Task details:
Update the listing below by replacing every "store-name" with "shop-name". Leave everything else unchanged.

___ Data to process

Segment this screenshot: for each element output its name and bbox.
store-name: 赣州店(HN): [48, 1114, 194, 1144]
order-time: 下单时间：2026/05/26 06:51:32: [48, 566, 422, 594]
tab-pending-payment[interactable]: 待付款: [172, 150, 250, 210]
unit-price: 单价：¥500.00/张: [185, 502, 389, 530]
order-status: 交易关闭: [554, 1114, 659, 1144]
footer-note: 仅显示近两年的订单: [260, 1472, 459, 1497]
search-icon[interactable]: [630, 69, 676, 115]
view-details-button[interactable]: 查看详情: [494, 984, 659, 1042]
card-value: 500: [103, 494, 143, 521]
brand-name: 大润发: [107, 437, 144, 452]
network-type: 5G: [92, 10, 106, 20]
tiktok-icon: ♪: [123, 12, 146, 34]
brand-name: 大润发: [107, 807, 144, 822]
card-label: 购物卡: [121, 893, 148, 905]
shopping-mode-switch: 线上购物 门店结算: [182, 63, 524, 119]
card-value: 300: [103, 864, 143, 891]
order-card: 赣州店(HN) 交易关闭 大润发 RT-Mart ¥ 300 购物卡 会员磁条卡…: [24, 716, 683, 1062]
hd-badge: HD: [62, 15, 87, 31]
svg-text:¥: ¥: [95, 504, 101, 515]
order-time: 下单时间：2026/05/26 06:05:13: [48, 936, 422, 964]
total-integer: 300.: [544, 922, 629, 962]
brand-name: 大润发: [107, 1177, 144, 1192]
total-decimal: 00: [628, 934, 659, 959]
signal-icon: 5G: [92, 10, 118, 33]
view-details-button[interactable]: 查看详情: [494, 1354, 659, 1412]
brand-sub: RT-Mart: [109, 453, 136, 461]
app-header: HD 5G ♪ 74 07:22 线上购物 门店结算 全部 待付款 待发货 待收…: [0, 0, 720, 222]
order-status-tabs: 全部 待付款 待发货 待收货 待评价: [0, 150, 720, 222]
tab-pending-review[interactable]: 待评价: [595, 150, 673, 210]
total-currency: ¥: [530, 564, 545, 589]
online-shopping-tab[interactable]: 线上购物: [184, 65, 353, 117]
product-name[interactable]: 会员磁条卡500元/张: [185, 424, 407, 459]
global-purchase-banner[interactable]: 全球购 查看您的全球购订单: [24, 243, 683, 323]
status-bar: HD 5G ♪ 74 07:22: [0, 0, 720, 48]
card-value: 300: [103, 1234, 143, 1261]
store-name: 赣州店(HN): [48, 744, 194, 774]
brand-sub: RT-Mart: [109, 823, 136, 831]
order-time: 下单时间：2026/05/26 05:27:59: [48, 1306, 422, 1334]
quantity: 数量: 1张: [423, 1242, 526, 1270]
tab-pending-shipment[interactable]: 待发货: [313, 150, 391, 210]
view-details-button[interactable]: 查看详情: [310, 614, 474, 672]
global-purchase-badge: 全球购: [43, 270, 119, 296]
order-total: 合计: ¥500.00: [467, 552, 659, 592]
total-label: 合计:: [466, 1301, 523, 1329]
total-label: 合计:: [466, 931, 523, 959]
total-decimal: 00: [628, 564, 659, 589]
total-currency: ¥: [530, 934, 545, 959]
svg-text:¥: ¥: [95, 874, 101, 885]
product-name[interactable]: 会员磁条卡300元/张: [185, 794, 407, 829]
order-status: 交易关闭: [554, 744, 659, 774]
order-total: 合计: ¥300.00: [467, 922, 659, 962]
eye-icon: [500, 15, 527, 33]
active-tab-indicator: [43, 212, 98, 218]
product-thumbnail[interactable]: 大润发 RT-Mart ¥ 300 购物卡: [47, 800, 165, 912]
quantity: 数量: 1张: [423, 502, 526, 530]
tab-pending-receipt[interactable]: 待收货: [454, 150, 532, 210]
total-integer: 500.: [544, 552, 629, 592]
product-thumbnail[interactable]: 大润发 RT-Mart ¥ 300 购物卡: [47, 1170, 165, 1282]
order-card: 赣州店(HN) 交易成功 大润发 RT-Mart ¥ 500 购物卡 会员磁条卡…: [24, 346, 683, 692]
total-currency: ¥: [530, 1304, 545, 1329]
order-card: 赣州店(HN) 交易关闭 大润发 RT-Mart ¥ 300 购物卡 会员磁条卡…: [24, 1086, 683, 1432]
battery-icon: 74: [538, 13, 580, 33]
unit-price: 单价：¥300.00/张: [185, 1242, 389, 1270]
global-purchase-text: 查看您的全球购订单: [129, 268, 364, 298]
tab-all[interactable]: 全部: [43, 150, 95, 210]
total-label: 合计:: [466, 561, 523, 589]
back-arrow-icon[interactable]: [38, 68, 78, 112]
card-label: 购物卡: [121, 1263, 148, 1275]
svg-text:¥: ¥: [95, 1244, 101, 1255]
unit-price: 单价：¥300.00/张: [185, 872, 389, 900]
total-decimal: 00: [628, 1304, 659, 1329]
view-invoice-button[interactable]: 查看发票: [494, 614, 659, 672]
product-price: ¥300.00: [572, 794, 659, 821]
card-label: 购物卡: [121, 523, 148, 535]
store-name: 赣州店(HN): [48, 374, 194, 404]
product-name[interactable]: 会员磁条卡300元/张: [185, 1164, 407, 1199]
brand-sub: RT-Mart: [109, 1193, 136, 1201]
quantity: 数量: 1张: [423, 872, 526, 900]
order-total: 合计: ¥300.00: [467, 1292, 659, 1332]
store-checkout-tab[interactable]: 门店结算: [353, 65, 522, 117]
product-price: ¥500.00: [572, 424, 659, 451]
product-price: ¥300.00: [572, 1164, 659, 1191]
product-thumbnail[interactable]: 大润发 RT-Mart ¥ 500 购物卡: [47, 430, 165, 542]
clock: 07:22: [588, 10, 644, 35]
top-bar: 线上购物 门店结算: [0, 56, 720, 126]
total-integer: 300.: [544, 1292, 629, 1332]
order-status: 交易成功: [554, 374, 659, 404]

______

Solution for this task:
Segment this screenshot: for each element output its name and bbox.
shop-name: 赣州店(HN): [48, 1114, 194, 1144]
order-time: 下单时间：2026/05/26 06:51:32: [48, 566, 422, 594]
tab-pending-payment[interactable]: 待付款: [172, 150, 250, 210]
unit-price: 单价：¥500.00/张: [185, 502, 389, 530]
order-status: 交易关闭: [554, 1114, 659, 1144]
footer-note: 仅显示近两年的订单: [260, 1472, 459, 1497]
search-icon[interactable]: [630, 69, 676, 115]
view-details-button[interactable]: 查看详情: [494, 984, 659, 1042]
card-value: 500: [103, 494, 143, 521]
brand-name: 大润发: [107, 437, 144, 452]
network-type: 5G: [92, 10, 106, 20]
tiktok-icon: ♪: [123, 12, 146, 34]
brand-name: 大润发: [107, 807, 144, 822]
card-label: 购物卡: [121, 893, 148, 905]
shopping-mode-switch: 线上购物 门店结算: [182, 63, 524, 119]
card-value: 300: [103, 864, 143, 891]
order-card: 赣州店(HN) 交易关闭 大润发 RT-Mart ¥ 300 购物卡 会员磁条卡…: [24, 716, 683, 1062]
hd-badge: HD: [62, 15, 87, 31]
svg-text:¥: ¥: [95, 504, 101, 515]
order-time: 下单时间：2026/05/26 06:05:13: [48, 936, 422, 964]
total-integer: 300.: [544, 922, 629, 962]
brand-name: 大润发: [107, 1177, 144, 1192]
total-decimal: 00: [628, 934, 659, 959]
signal-icon: 5G: [92, 10, 118, 33]
view-details-button[interactable]: 查看详情: [494, 1354, 659, 1412]
brand-sub: RT-Mart: [109, 453, 136, 461]
app-header: HD 5G ♪ 74 07:22 线上购物 门店结算 全部 待付款 待发货 待收…: [0, 0, 720, 222]
order-status-tabs: 全部 待付款 待发货 待收货 待评价: [0, 150, 720, 222]
tab-pending-review[interactable]: 待评价: [595, 150, 673, 210]
total-currency: ¥: [530, 564, 545, 589]
online-shopping-tab[interactable]: 线上购物: [184, 65, 353, 117]
product-name[interactable]: 会员磁条卡500元/张: [185, 424, 407, 459]
global-purchase-banner[interactable]: 全球购 查看您的全球购订单: [24, 243, 683, 323]
status-bar: HD 5G ♪ 74 07:22: [0, 0, 720, 48]
card-value: 300: [103, 1234, 143, 1261]
shop-name: 赣州店(HN): [48, 744, 194, 774]
brand-sub: RT-Mart: [109, 823, 136, 831]
order-time: 下单时间：2026/05/26 05:27:59: [48, 1306, 422, 1334]
quantity: 数量: 1张: [423, 1242, 526, 1270]
tab-pending-shipment[interactable]: 待发货: [313, 150, 391, 210]
view-details-button[interactable]: 查看详情: [310, 614, 474, 672]
global-purchase-badge: 全球购: [43, 270, 119, 296]
order-total: 合计: ¥500.00: [467, 552, 659, 592]
total-label: 合计:: [466, 1301, 523, 1329]
total-label: 合计:: [466, 931, 523, 959]
total-decimal: 00: [628, 564, 659, 589]
total-currency: ¥: [530, 934, 545, 959]
svg-text:¥: ¥: [95, 874, 101, 885]
product-name[interactable]: 会员磁条卡300元/张: [185, 794, 407, 829]
order-status: 交易关闭: [554, 744, 659, 774]
order-total: 合计: ¥300.00: [467, 922, 659, 962]
eye-icon: [500, 15, 527, 33]
active-tab-indicator: [43, 212, 98, 218]
product-thumbnail[interactable]: 大润发 RT-Mart ¥ 300 购物卡: [47, 800, 165, 912]
quantity: 数量: 1张: [423, 502, 526, 530]
tab-pending-receipt[interactable]: 待收货: [454, 150, 532, 210]
total-integer: 500.: [544, 552, 629, 592]
product-thumbnail[interactable]: 大润发 RT-Mart ¥ 300 购物卡: [47, 1170, 165, 1282]
order-card: 赣州店(HN) 交易成功 大润发 RT-Mart ¥ 500 购物卡 会员磁条卡…: [24, 346, 683, 692]
total-currency: ¥: [530, 1304, 545, 1329]
order-card: 赣州店(HN) 交易关闭 大润发 RT-Mart ¥ 300 购物卡 会员磁条卡…: [24, 1086, 683, 1432]
battery-icon: 74: [538, 13, 580, 33]
unit-price: 单价：¥300.00/张: [185, 1242, 389, 1270]
global-purchase-text: 查看您的全球购订单: [129, 268, 364, 298]
tab-all[interactable]: 全部: [43, 150, 95, 210]
total-label: 合计:: [466, 561, 523, 589]
back-arrow-icon[interactable]: [38, 68, 78, 112]
card-label: 购物卡: [121, 1263, 148, 1275]
svg-text:¥: ¥: [95, 1244, 101, 1255]
unit-price: 单价：¥300.00/张: [185, 872, 389, 900]
total-decimal: 00: [628, 1304, 659, 1329]
view-invoice-button[interactable]: 查看发票: [494, 614, 659, 672]
product-price: ¥300.00: [572, 794, 659, 821]
card-label: 购物卡: [121, 523, 148, 535]
shop-name: 赣州店(HN): [48, 374, 194, 404]
product-name[interactable]: 会员磁条卡300元/张: [185, 1164, 407, 1199]
brand-sub: RT-Mart: [109, 1193, 136, 1201]
quantity: 数量: 1张: [423, 872, 526, 900]
order-total: 合计: ¥300.00: [467, 1292, 659, 1332]
store-checkout-tab[interactable]: 门店结算: [353, 65, 522, 117]
product-price: ¥500.00: [572, 424, 659, 451]
product-price: ¥300.00: [572, 1164, 659, 1191]
product-thumbnail[interactable]: 大润发 RT-Mart ¥ 500 购物卡: [47, 430, 165, 542]
clock: 07:22: [588, 10, 644, 35]
top-bar: 线上购物 门店结算: [0, 56, 720, 126]
total-integer: 300.: [544, 1292, 629, 1332]
order-status: 交易成功: [554, 374, 659, 404]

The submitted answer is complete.